### Directive
Can you copy out the data exactly? Leave the images out.

### Task material
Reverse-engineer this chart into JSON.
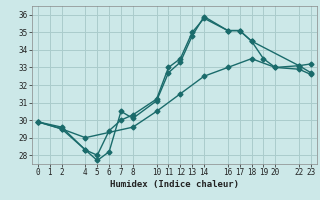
{
  "xlabel": "Humidex (Indice chaleur)",
  "bg_color": "#cce8e8",
  "grid_color": "#aacccc",
  "line_color": "#1a6b6b",
  "xlim": [
    -0.5,
    23.5
  ],
  "ylim": [
    27.5,
    36.5
  ],
  "xticks": [
    0,
    1,
    2,
    4,
    5,
    6,
    7,
    8,
    10,
    11,
    12,
    13,
    14,
    16,
    17,
    18,
    19,
    20,
    22,
    23
  ],
  "yticks": [
    28,
    29,
    30,
    31,
    32,
    33,
    34,
    35,
    36
  ],
  "line1_x": [
    0,
    2,
    4,
    5,
    6,
    7,
    8,
    10,
    11,
    12,
    13,
    14,
    16,
    17,
    18,
    22,
    23
  ],
  "line1_y": [
    29.9,
    29.6,
    28.3,
    27.7,
    28.2,
    30.5,
    30.1,
    31.1,
    32.7,
    33.3,
    34.8,
    35.9,
    35.1,
    35.1,
    34.5,
    33.1,
    32.7
  ],
  "line2_x": [
    0,
    2,
    4,
    5,
    6,
    7,
    8,
    10,
    11,
    12,
    13,
    14,
    16,
    17,
    18,
    19,
    20,
    22,
    23
  ],
  "line2_y": [
    29.9,
    29.5,
    28.3,
    28.0,
    29.4,
    30.0,
    30.3,
    31.2,
    33.0,
    33.5,
    35.0,
    35.8,
    35.1,
    35.1,
    34.5,
    33.5,
    33.0,
    33.1,
    33.2
  ],
  "line3_x": [
    0,
    2,
    4,
    8,
    10,
    12,
    14,
    16,
    18,
    20,
    22,
    23
  ],
  "line3_y": [
    29.9,
    29.5,
    29.0,
    29.6,
    30.5,
    31.5,
    32.5,
    33.0,
    33.5,
    33.0,
    32.9,
    32.6
  ]
}
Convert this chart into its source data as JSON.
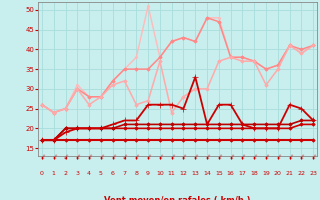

### Task answer
Reverse-engineer this chart into JSON.
{
  "xlabel": "Humidex (Indice chaleur)",
  "bg_color": "#cce8e8",
  "grid_color": "#aacccc",
  "line_color": "#1a6b6b",
  "xlim": [
    -0.5,
    23.5
  ],
  "ylim": [
    27.5,
    36.5
  ],
  "xticks": [
    0,
    1,
    2,
    4,
    5,
    6,
    7,
    8,
    10,
    11,
    12,
    13,
    14,
    16,
    17,
    18,
    19,
    20,
    22,
    23
  ],
  "yticks": [
    28,
    29,
    30,
    31,
    32,
    33,
    34,
    35,
    36
  ],
  "line1_x": [
    0,
    2,
    4,
    5,
    6,
    7,
    8,
    10,
    11,
    12,
    13,
    14,
    16,
    17,
    18,
    22,
    23
  ],
  "line1_y": [
    29.9,
    29.6,
    28.3,
    27.7,
    28.2,
    30.5,
    30.1,
    31.1,
    32.7,
    33.3,
    34.8,
    35.9,
    35.1,
    35.1,
    34.5,
    33.1,
    32.7
  ],
  "line2_x": [
    0,
    2,
    4,
    5,
    6,
    7,
    8,
    10,
    11,
    12,
    13,
    14,
    16,
    17,
    18,
    19,
    20,
    22,
    23
  ],
  "line2_y": [
    29.9,
    29.5,
    28.3,
    28.0,
    29.4,
    30.0,
    30.3,
    31.2,
    33.0,
    33.5,
    35.0,
    35.8,
    35.1,
    35.1,
    34.5,
    33.5,
    33.0,
    33.1,
    33.2
  ],
  "line3_x": [
    0,
    2,
    4,
    8,
    10,
    12,
    14,
    16,
    18,
    20,
    22,
    23
  ],
  "line3_y": [
    29.9,
    29.5,
    29.0,
    29.6,
    30.5,
    31.5,
    32.5,
    33.0,
    33.5,
    33.0,
    32.9,
    32.6
  ]
}
Convert this chart into its source data as JSON.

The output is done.